Required work:
Could you transcribe the material below exactly, without leaving out a single line?
___ Input rows
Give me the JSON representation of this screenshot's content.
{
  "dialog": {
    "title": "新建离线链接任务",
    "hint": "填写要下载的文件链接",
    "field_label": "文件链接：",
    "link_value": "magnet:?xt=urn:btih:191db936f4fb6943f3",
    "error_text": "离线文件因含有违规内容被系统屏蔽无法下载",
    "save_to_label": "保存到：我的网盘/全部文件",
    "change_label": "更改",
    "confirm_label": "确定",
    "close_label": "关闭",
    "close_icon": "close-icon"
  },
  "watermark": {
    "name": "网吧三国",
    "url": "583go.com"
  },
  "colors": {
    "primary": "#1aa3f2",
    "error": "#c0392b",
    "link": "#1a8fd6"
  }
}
______
Exercise response:
Give me the JSON representation of this screenshot's content.
{
  "dialog": {
    "title": "新建离线链接任务",
    "hint": "填写要下载的文件链接",
    "field_label": "文件链接：",
    "link_value": "magnet:?xt=urn:btih:191db936f4fb6943f3",
    "error_text": "离线文件因含有违规内容被系统屏蔽无法下载",
    "save_to_label": "保存到：我的网盘/全部文件",
    "change_label": "更改",
    "confirm_label": "确定",
    "close_label": "关闭",
    "close_icon": "close-icon"
  },
  "watermark": {
    "name": "网吧三国",
    "url": "583go.com"
  },
  "colors": {
    "primary": "#1aa3f2",
    "error": "#c0392b",
    "link": "#1a8fd6"
  }
}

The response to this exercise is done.